## [Stated task]
Return each line of the records holding the string "Appareillage".

## [Material provided]
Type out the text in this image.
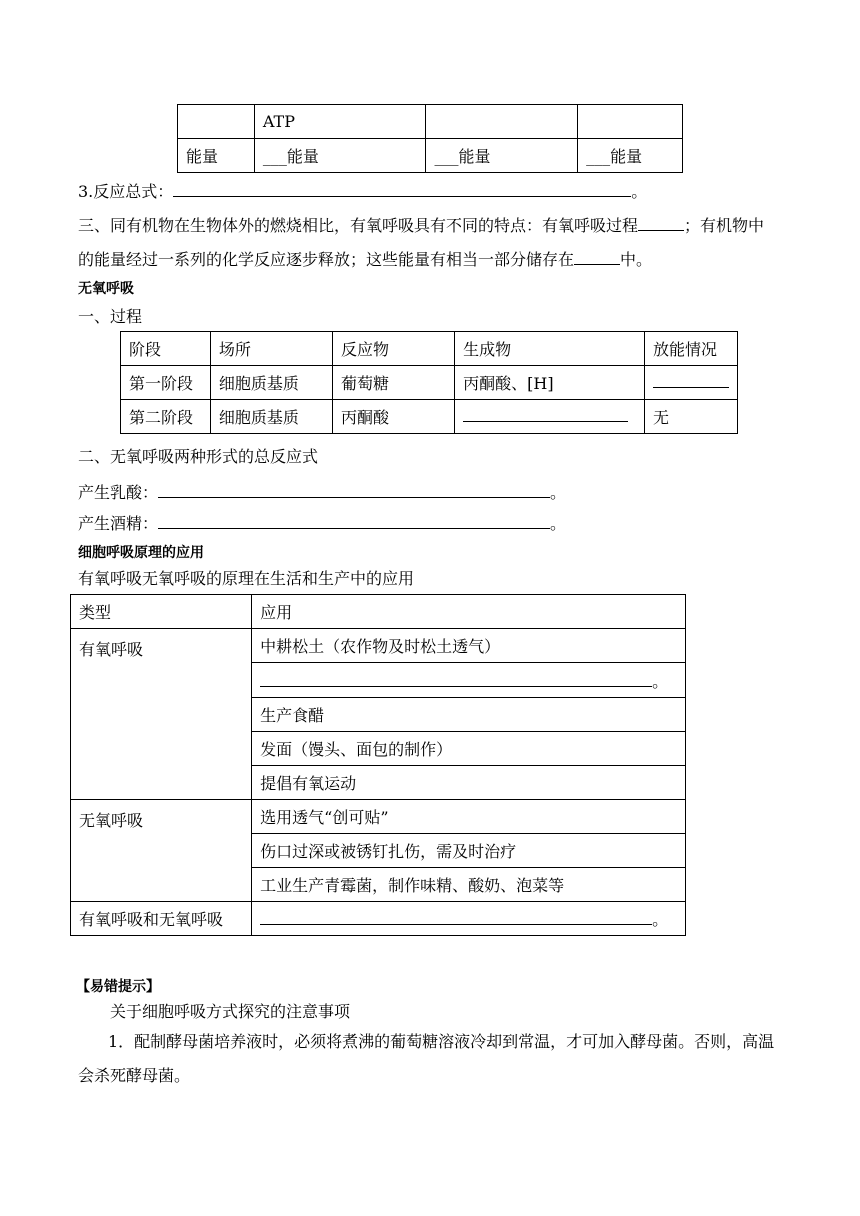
	ATP		
能量	___能量	___能量	___能量
3.反应总式：	。
三、同有机物在生物体外的燃烧相比，有氧呼吸具有不同的特点：有氧呼吸过程	；有机物中的能量经过一系列的化学反应逐步释放；这些能量有相当一部分储存在	中。
无氧呼吸
一、过程
阶段	场所	反应物	生成物	放能情况
第一阶段	细胞质基质	葡萄糖	丙酮酸、[H]	
第二阶段	细胞质基质	丙酮酸		无
二、无氧呼吸两种形式的总反应式
产生乳酸：	。
产生酒精：	。
细胞呼吸原理的应用
有氧呼吸无氧呼吸的原理在生活和生产中的应用
类型	应用
有氧呼吸	中耕松土（农作物及时松土透气）
	。
	生产食醋
	发面（馒头、面包的制作）
	提倡有氧运动
无氧呼吸	选用透气“创可贴”
	伤口过深或被锈钉扎伤，需及时治疗
	工业生产青霉菌，制作味精、酸奶、泡菜等
有氧呼吸和无氧呼吸	。
【易错提示】
关于细胞呼吸方式探究的注意事项
1．配制酵母菌培养液时，必须将煮沸的葡萄糖溶液冷却到常温，才可加入酵母菌。否则，高温会杀死酵母菌。
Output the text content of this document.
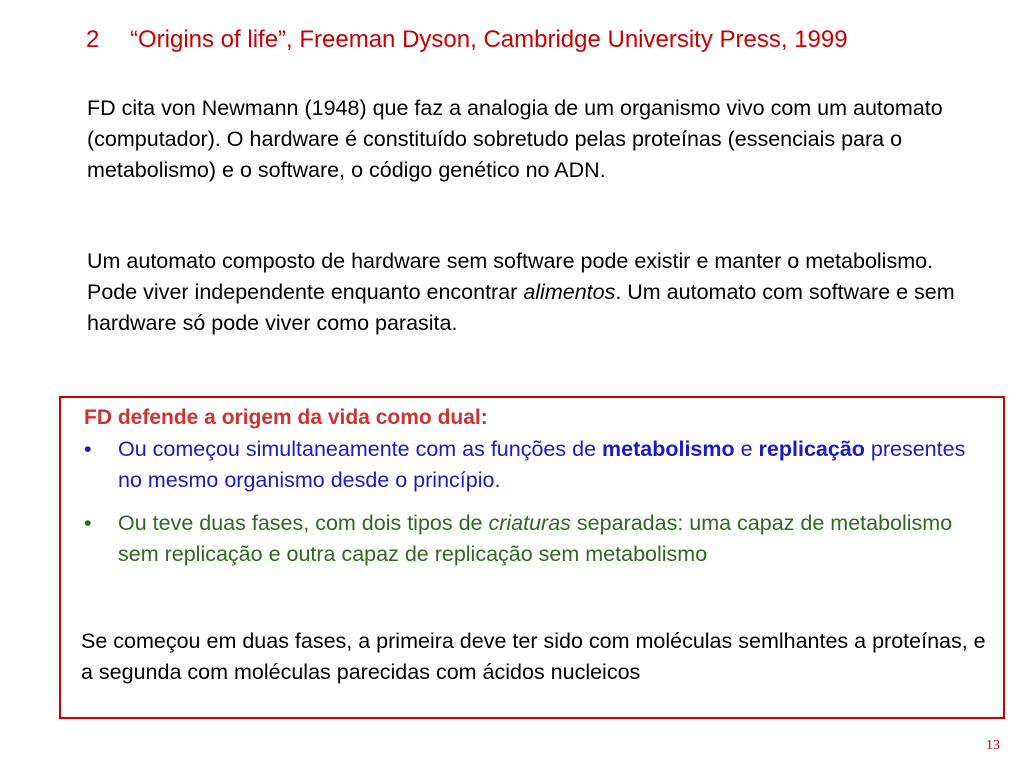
2 “Origins of life”, Freeman Dyson, Cambridge University Press, 1999

FD cita von Newmann (1948) que faz a analogia de um organismo vivo com um automato (computador). O hardware é constituído sobretudo pelas proteínas (essenciais para o metabolismo) e o software, o código genético no ADN.

Um automato composto de hardware sem software pode existir e manter o metabolismo. Pode viver independente enquanto encontrar alimentos. Um automato com software e sem hardware só pode viver como parasita.

FD defende a origem da vida como dual:

•	Ou começou simultaneamente com as funções de metabolismo e replicação presentes no mesmo organismo desde o princípio.
•	Ou teve duas fases, com dois tipos de criaturas separadas: uma capaz de metabolismo sem replicação e outra capaz de replicação sem metabolismo

Se começou em duas fases, a primeira deve ter sido com moléculas semlhantes a proteínas, e a segunda com moléculas parecidas com ácidos nucleicos

13
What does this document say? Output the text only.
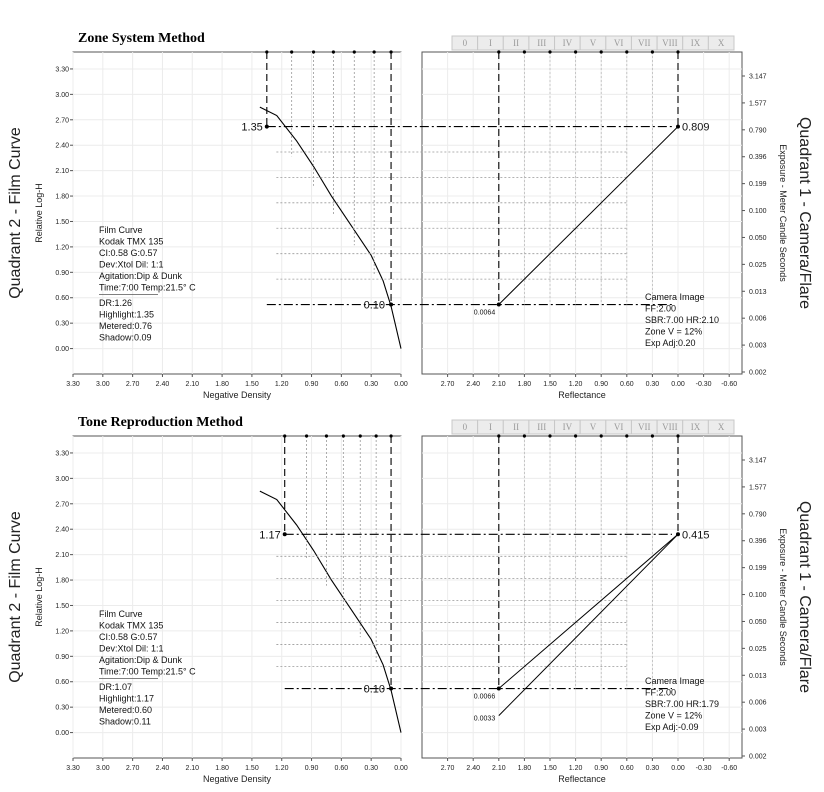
Zone System Method
3.30 3.00 2.70 2.40 2.10 1.80 1.50 1.20 0.90 0.60 0.30 0.00
3.30
3.00
2.70
2.40
2.10
1.80
1.50
1.20
0.90
0.60
0.30
0.00
Negative Density
Relative Log-H
Quadrant 2 - Film Curve
2.70 2.40 2.10 1.80 1.50 1.20 0.90 0.60 0.30 0.00 -0.30 -0.60
Reflectance
3.147
1.577
0.790
0.396
0.199
0.100
0.050
0.025
0.013
0.006
0.003
0.002
Exposure - Meter Candle Seconds Quadrant 1 - Camera/Flare
0 I II III IV V VI VII VIII IX X
1.35
0.10
0.809
0.0064
Film Curve
Kodak TMX 135
CI:0.58 G:0.57
Dev:Xtol Dil: 1:1
Agitation:Dip & Dunk
Time:7:00 Temp:21.5° C
DR:1.26
Highlight:1.35
Metered:0.76
Shadow:0.09
Camera Image
FF:2.00
SBR:7.00 HR:2.10
Zone V = 12%
Exp Adj:0.20
Tone Reproduction Method
3.30 3.00 2.70 2.40 2.10 1.80 1.50 1.20 0.90 0.60 0.30 0.00
3.30
3.00
2.70
2.40
2.10
1.80
1.50
1.20
0.90
0.60
0.30
0.00
Negative Density
Relative Log-H
Quadrant 2 - Film Curve
2.70 2.40 2.10 1.80 1.50 1.20 0.90 0.60 0.30 0.00 -0.30 -0.60
Reflectance
3.147
1.577
0.790
0.396
0.199
0.100
0.050
0.025
0.013
0.006
0.003
0.002
Exposure - Meter Candle Seconds Quadrant 1 - Camera/Flare
0 I II III IV V VI VII VIII IX X
1.17
0.10
0.415
0.0066
0.0033
Film Curve
Kodak TMX 135
CI:0.58 G:0.57
Dev:Xtol Dil: 1:1
Agitation:Dip & Dunk
Time:7:00 Temp:21.5° C
DR:1.07
Highlight:1.17
Metered:0.60
Shadow:0.11
Camera Image
FF:2.00
SBR:7.00 HR:1.79
Zone V = 12%
Exp Adj:-0.09
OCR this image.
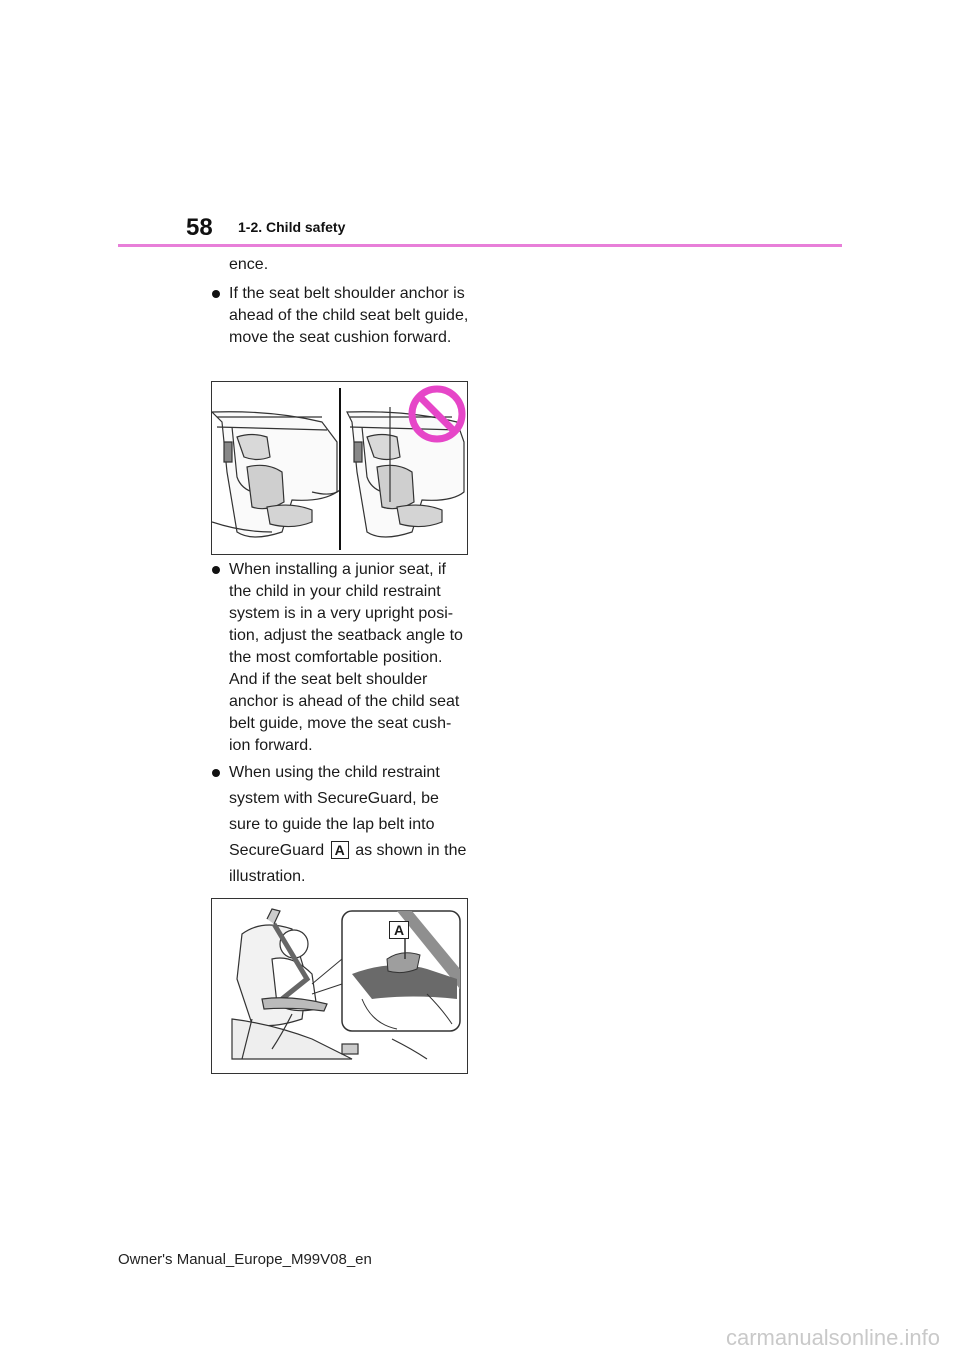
58 1-2. Child safety
ence.
If the seat belt shoulder anchor is ahead of the child seat belt guide, move the seat cushion forward.
When installing a junior seat, if the child in your child restraint system is in a very upright posi-tion, adjust the seatback angle to the most comfortable position. And if the seat belt shoulder anchor is ahead of the child seat belt guide, move the seat cush-ion forward.
When using the child restraint system with SecureGuard, be sure to guide the lap belt into SecureGuard A as shown in the illustration.
A
Owner's Manual_Europe_M99V08_en
carmanualsonline.info
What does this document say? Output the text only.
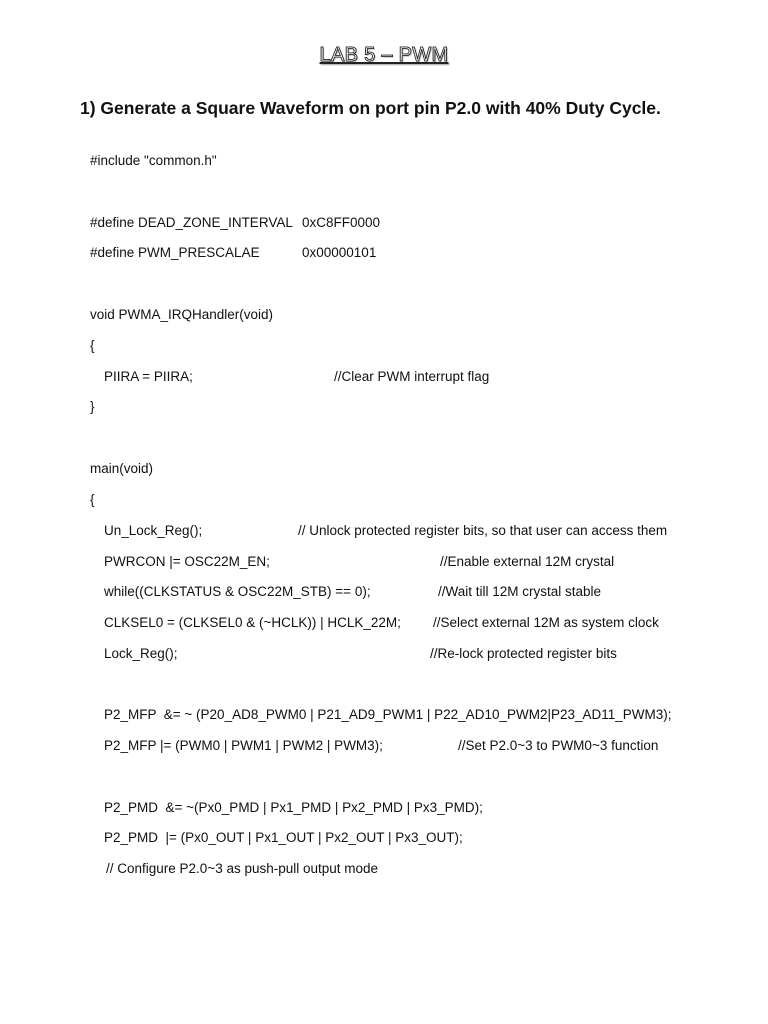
LAB 5 – PWM
1) Generate a Square Waveform on port pin P2.0 with 40% Duty Cycle.
#include "common.h"
#define DEAD_ZONE_INTERVAL 0xC8FF0000
#define PWM_PRESCALAE	0x00000101
void PWMA_IRQHandler(void)
{
PIIRA = PIIRA;	//Clear PWM interrupt flag
}
main(void)
{
Un_Lock_Reg();	// Unlock protected register bits, so that user can access them
PWRCON |= OSC22M_EN;	//Enable external 12M crystal
while((CLKSTATUS & OSC22M_STB) == 0);	//Wait till 12M crystal stable
CLKSEL0 = (CLKSEL0 & (~HCLK)) | HCLK_22M; //Select external 12M as system clock
Lock_Reg();	//Re-lock protected register bits
P2_MFP  &= ~ (P20_AD8_PWM0 | P21_AD9_PWM1 | P22_AD10_PWM2|P23_AD11_PWM3);
P2_MFP |= (PWM0 | PWM1 | PWM2 | PWM3);	//Set P2.0~3 to PWM0~3 function
P2_PMD  &= ~(Px0_PMD | Px1_PMD | Px2_PMD | Px3_PMD);
P2_PMD  |= (Px0_OUT | Px1_OUT | Px2_OUT | Px3_OUT);
// Configure P2.0~3 as push-pull output mode
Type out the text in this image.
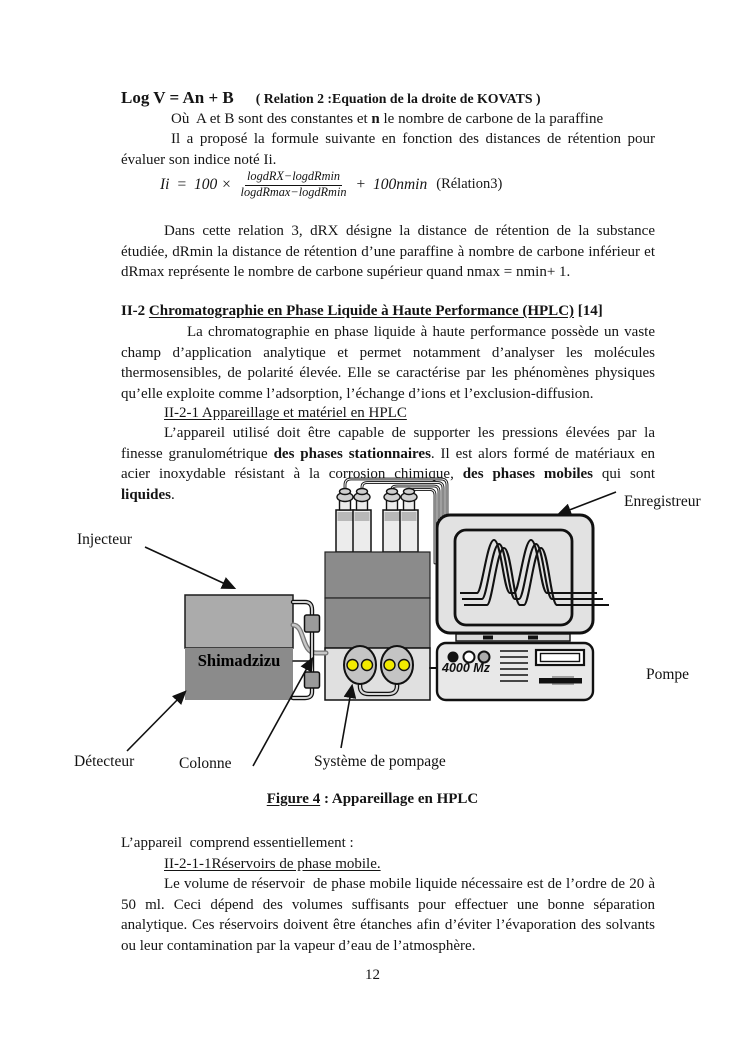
Log V = An + B ( Relation 2 :Equation de la droite de KOVATS )
Où  A et B sont des constantes et n le nombre de carbone de la paraffine
Il a proposé la formule suivante en fonction des distances de rétention pour évaluer son indice noté Ii.
$Ii = 100 \times \frac{\text{logdRX−logdRmin}}{\text{logdRmax−logdRmin}} + 100nmin$ (Rélation3)
Dans cette relation 3, dRX désigne la distance de rétention de la substance étudiée, dRmin la distance de rétention d’une paraffine à nombre de carbone inférieur et dRmax représente le nombre de carbone supérieur quand nmax = nmin+ 1.
II-2 Chromatographie en Phase Liquide à Haute Performance (HPLC) [14]
La chromatographie en phase liquide à haute performance possède un vaste champ d’application analytique et permet notamment d’analyser les molécules thermosensibles, de polarité élevée. Elle se caractérise par les phénomènes physiques qu’elle exploite comme l’adsorption, l’échange d’ions et l’exclusion-diffusion.
II-2-1 Appareillage et matériel en HPLC
L’appareil utilisé doit être capable de supporter les pressions élevées par la finesse granulométrique des phases stationnaires. Il est alors formé de matériaux en acier inoxydable résistant à la corrosion chimique, des phases mobiles qui sont liquides.
Injecteur
Enregistreur
Pompe
Détecteur	Colonne	Système de pompage
Shimadzizu	4000 Mz
Figure 4 : Appareillage en HPLC
L’appareil  comprend essentiellement :
II-2-1-1Réservoirs de phase mobile.
Le volume de réservoir  de phase mobile liquide nécessaire est de l’ordre de 20 à 50 ml. Ceci dépend des volumes suffisants pour effectuer une bonne séparation analytique. Ces réservoirs doivent être étanches afin d’éviter l’évaporation des solvants ou leur contamination par la vapeur d’eau de l’atmosphère.
12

## [Result]
II-2-1 Appareillage et matériel en HPLC
Figure 4 : Appareillage en HPLC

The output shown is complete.